THE EXERCISE »
Copy out all the lines in the records that include the word "View".
>> Begin GIVEN ENTRIES
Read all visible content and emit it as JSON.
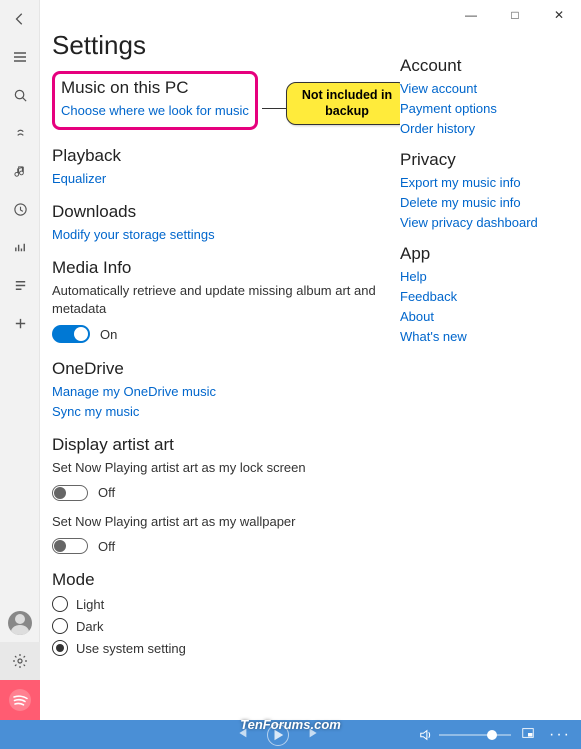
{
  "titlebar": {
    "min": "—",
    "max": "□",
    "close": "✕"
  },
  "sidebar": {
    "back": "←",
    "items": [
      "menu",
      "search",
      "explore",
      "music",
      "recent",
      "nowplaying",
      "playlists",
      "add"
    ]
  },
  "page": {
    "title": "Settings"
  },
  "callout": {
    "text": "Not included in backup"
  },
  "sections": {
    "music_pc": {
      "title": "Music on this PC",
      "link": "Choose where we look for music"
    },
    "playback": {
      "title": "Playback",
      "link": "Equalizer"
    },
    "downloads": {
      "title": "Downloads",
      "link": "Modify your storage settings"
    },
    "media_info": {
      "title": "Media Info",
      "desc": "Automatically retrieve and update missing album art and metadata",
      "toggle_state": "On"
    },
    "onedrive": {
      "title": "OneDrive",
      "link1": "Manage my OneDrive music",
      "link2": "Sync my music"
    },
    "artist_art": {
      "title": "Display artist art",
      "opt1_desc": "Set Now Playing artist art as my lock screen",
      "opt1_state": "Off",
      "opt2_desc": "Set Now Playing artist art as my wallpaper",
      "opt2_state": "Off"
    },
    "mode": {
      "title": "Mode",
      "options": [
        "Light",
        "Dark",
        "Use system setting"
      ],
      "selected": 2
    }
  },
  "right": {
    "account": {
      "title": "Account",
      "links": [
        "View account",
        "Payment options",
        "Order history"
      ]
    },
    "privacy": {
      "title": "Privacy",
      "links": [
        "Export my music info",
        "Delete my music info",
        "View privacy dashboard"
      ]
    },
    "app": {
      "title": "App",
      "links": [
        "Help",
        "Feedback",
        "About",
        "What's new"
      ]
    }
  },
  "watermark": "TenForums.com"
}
>> End GIVEN ENTRIES
EXERCISE SOLUTION »
        "View account",
        "View privacy dashboard"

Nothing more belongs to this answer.